_Material for the task_
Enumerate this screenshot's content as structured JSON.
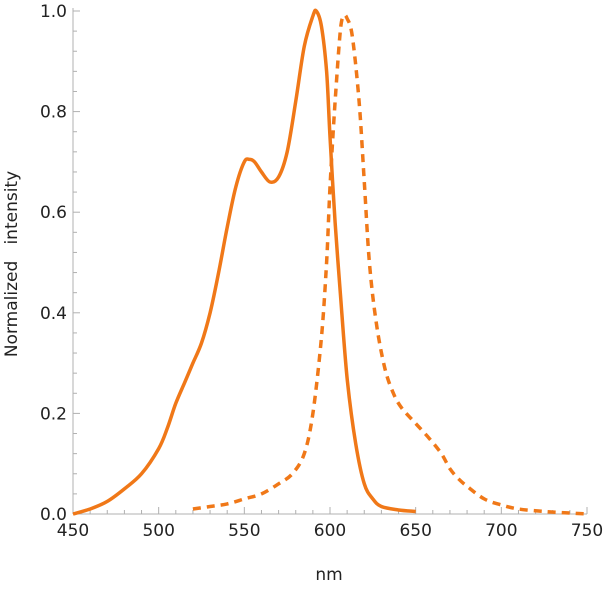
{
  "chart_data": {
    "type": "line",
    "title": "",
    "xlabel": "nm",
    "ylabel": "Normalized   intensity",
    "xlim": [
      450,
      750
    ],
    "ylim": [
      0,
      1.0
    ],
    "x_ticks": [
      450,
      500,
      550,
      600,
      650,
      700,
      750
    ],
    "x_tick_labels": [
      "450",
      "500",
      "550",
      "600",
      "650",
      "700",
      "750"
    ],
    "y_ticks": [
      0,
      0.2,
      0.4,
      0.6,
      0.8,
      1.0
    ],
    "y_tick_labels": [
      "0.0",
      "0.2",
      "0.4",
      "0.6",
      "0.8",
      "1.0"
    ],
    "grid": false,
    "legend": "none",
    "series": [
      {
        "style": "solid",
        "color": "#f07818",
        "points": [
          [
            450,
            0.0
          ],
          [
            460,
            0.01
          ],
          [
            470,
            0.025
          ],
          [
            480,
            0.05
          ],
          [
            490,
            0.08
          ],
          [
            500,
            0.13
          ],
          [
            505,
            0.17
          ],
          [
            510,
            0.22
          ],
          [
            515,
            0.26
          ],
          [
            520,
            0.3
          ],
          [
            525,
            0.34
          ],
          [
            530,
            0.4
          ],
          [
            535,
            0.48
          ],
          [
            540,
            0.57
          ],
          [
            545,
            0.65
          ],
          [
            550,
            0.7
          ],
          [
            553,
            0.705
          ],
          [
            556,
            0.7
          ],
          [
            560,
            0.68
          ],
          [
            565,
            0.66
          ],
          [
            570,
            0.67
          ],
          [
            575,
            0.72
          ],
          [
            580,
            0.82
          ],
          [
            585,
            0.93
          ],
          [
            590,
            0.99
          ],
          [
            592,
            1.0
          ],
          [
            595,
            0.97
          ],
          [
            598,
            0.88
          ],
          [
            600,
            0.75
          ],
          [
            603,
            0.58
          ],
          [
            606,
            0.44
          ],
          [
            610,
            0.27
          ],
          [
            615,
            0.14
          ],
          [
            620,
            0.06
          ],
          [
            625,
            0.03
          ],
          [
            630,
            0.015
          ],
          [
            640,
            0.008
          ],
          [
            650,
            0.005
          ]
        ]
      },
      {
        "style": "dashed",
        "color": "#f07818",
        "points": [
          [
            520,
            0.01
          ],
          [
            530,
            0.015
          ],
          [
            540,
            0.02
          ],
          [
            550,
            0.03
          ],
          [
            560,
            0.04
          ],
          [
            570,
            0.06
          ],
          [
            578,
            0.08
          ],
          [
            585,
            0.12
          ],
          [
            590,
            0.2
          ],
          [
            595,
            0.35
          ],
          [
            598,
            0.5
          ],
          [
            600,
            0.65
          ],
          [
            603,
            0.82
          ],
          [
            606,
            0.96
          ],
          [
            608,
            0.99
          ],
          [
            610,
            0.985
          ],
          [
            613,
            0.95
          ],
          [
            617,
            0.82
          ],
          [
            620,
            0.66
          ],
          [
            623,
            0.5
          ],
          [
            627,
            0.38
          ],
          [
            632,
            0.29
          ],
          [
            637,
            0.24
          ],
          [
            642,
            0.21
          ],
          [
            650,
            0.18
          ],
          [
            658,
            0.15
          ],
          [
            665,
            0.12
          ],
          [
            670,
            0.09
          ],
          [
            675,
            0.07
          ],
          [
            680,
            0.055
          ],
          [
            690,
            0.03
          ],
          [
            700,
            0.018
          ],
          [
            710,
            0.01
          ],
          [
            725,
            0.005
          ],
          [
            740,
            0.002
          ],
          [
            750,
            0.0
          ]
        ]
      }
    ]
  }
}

_Exercise instructions_
Each line of the data is to be duplicated exactly; pictures stay out of the copy.

_Answer in full_
Enumerate this screenshot's content as structured JSON.
{
  "chart_data": {
    "type": "line",
    "title": "",
    "xlabel": "nm",
    "ylabel": "Normalized   intensity",
    "xlim": [
      450,
      750
    ],
    "ylim": [
      0,
      1.0
    ],
    "x_ticks": [
      450,
      500,
      550,
      600,
      650,
      700,
      750
    ],
    "x_tick_labels": [
      "450",
      "500",
      "550",
      "600",
      "650",
      "700",
      "750"
    ],
    "y_ticks": [
      0,
      0.2,
      0.4,
      0.6,
      0.8,
      1.0
    ],
    "y_tick_labels": [
      "0.0",
      "0.2",
      "0.4",
      "0.6",
      "0.8",
      "1.0"
    ],
    "grid": false,
    "legend": "none",
    "series": [
      {
        "style": "solid",
        "color": "#f07818",
        "points": [
          [
            450,
            0.0
          ],
          [
            460,
            0.01
          ],
          [
            470,
            0.025
          ],
          [
            480,
            0.05
          ],
          [
            490,
            0.08
          ],
          [
            500,
            0.13
          ],
          [
            505,
            0.17
          ],
          [
            510,
            0.22
          ],
          [
            515,
            0.26
          ],
          [
            520,
            0.3
          ],
          [
            525,
            0.34
          ],
          [
            530,
            0.4
          ],
          [
            535,
            0.48
          ],
          [
            540,
            0.57
          ],
          [
            545,
            0.65
          ],
          [
            550,
            0.7
          ],
          [
            553,
            0.705
          ],
          [
            556,
            0.7
          ],
          [
            560,
            0.68
          ],
          [
            565,
            0.66
          ],
          [
            570,
            0.67
          ],
          [
            575,
            0.72
          ],
          [
            580,
            0.82
          ],
          [
            585,
            0.93
          ],
          [
            590,
            0.99
          ],
          [
            592,
            1.0
          ],
          [
            595,
            0.97
          ],
          [
            598,
            0.88
          ],
          [
            600,
            0.75
          ],
          [
            603,
            0.58
          ],
          [
            606,
            0.44
          ],
          [
            610,
            0.27
          ],
          [
            615,
            0.14
          ],
          [
            620,
            0.06
          ],
          [
            625,
            0.03
          ],
          [
            630,
            0.015
          ],
          [
            640,
            0.008
          ],
          [
            650,
            0.005
          ]
        ]
      },
      {
        "style": "dashed",
        "color": "#f07818",
        "points": [
          [
            520,
            0.01
          ],
          [
            530,
            0.015
          ],
          [
            540,
            0.02
          ],
          [
            550,
            0.03
          ],
          [
            560,
            0.04
          ],
          [
            570,
            0.06
          ],
          [
            578,
            0.08
          ],
          [
            585,
            0.12
          ],
          [
            590,
            0.2
          ],
          [
            595,
            0.35
          ],
          [
            598,
            0.5
          ],
          [
            600,
            0.65
          ],
          [
            603,
            0.82
          ],
          [
            606,
            0.96
          ],
          [
            608,
            0.99
          ],
          [
            610,
            0.985
          ],
          [
            613,
            0.95
          ],
          [
            617,
            0.82
          ],
          [
            620,
            0.66
          ],
          [
            623,
            0.5
          ],
          [
            627,
            0.38
          ],
          [
            632,
            0.29
          ],
          [
            637,
            0.24
          ],
          [
            642,
            0.21
          ],
          [
            650,
            0.18
          ],
          [
            658,
            0.15
          ],
          [
            665,
            0.12
          ],
          [
            670,
            0.09
          ],
          [
            675,
            0.07
          ],
          [
            680,
            0.055
          ],
          [
            690,
            0.03
          ],
          [
            700,
            0.018
          ],
          [
            710,
            0.01
          ],
          [
            725,
            0.005
          ],
          [
            740,
            0.002
          ],
          [
            750,
            0.0
          ]
        ]
      }
    ]
  }
}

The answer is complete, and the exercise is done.